** START **

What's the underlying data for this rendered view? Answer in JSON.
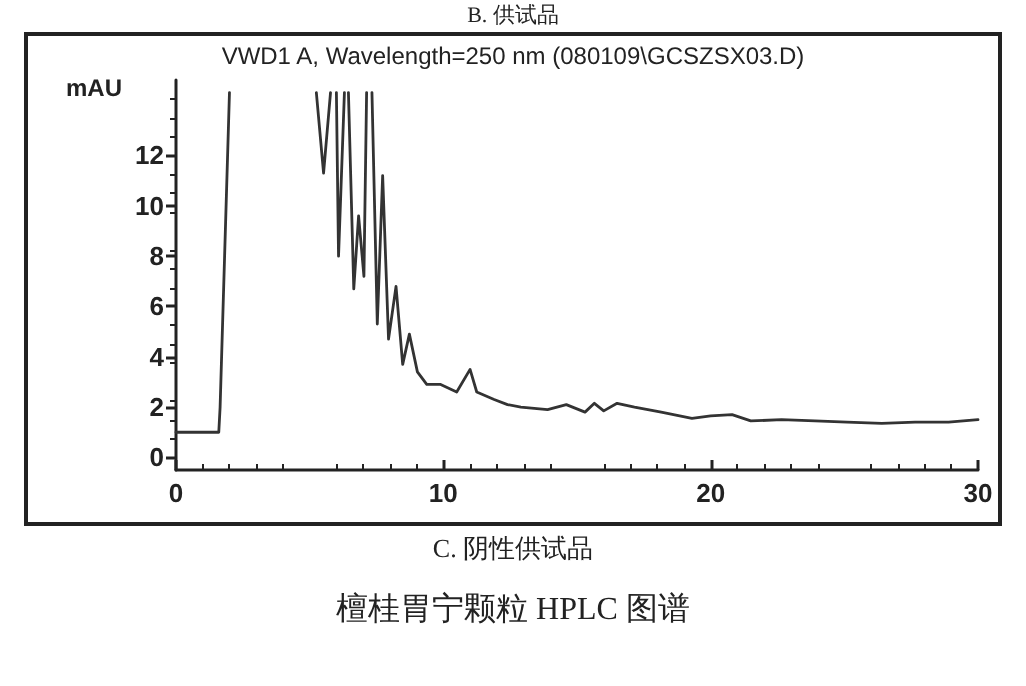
{
  "chart_data": {
    "type": "line",
    "title": "VWD1 A, Wavelength=250 nm (080109\\GCSZSX03.D)",
    "ylabel": "mAU",
    "annotations": [
      "B. 供试品",
      "C. 阴性供试品",
      "檀桂胃宁颗粒 HPLC 图谱"
    ],
    "x": [
      0,
      1.6,
      1.65,
      2.0,
      3.6,
      5.25,
      5.52,
      5.78,
      5.9,
      6.0,
      6.08,
      6.3,
      6.38,
      6.45,
      6.65,
      6.83,
      7.03,
      7.13,
      7.23,
      7.33,
      7.53,
      7.73,
      7.95,
      8.23,
      8.48,
      8.73,
      9.03,
      9.38,
      9.9,
      10.5,
      11.0,
      11.25,
      11.9,
      12.4,
      12.9,
      13.9,
      14.6,
      15.3,
      15.65,
      16.0,
      16.5,
      17.15,
      18.15,
      19.3,
      20.0,
      20.8,
      21.5,
      22.65,
      23.9,
      25.1,
      26.4,
      27.65,
      28.9,
      30
    ],
    "series": [
      {
        "color": "#333333",
        "values": [
          1.0,
          1.0,
          2.0,
          14.5,
          null,
          14.5,
          11.3,
          14.5,
          null,
          14.5,
          8.0,
          14.5,
          null,
          14.5,
          6.7,
          9.6,
          7.2,
          14.5,
          null,
          14.5,
          5.3,
          11.2,
          4.7,
          6.8,
          3.7,
          4.9,
          3.4,
          2.9,
          2.9,
          2.6,
          3.5,
          2.6,
          2.3,
          2.1,
          2.0,
          1.9,
          2.1,
          1.8,
          2.15,
          1.85,
          2.15,
          2.0,
          1.8,
          1.55,
          1.65,
          1.7,
          1.45,
          1.5,
          1.45,
          1.4,
          1.35,
          1.4,
          1.4,
          1.5
        ]
      }
    ],
    "xlim": [
      0,
      30
    ],
    "xticks": [
      0,
      10,
      20,
      30
    ],
    "ylim": [
      -0.5,
      15
    ],
    "yticks": [
      0,
      2,
      4,
      6,
      8,
      10,
      12
    ],
    "grid": false,
    "marker": "none",
    "line_style": "solid"
  }
}
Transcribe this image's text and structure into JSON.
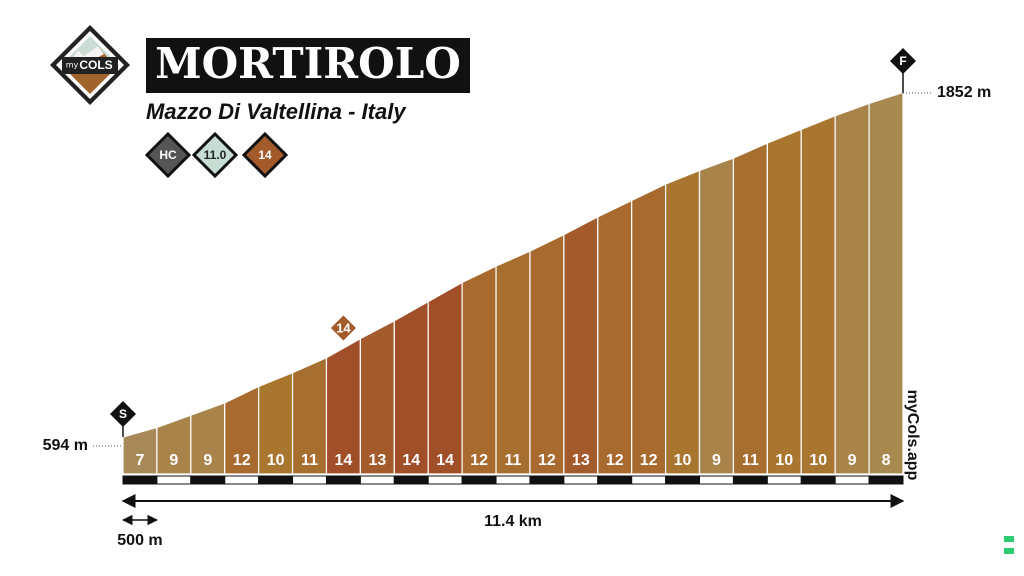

** END **

• _AIM_
State how many lines of the listing above hold the word "this", with nothing but the number.

• _RESULT_
2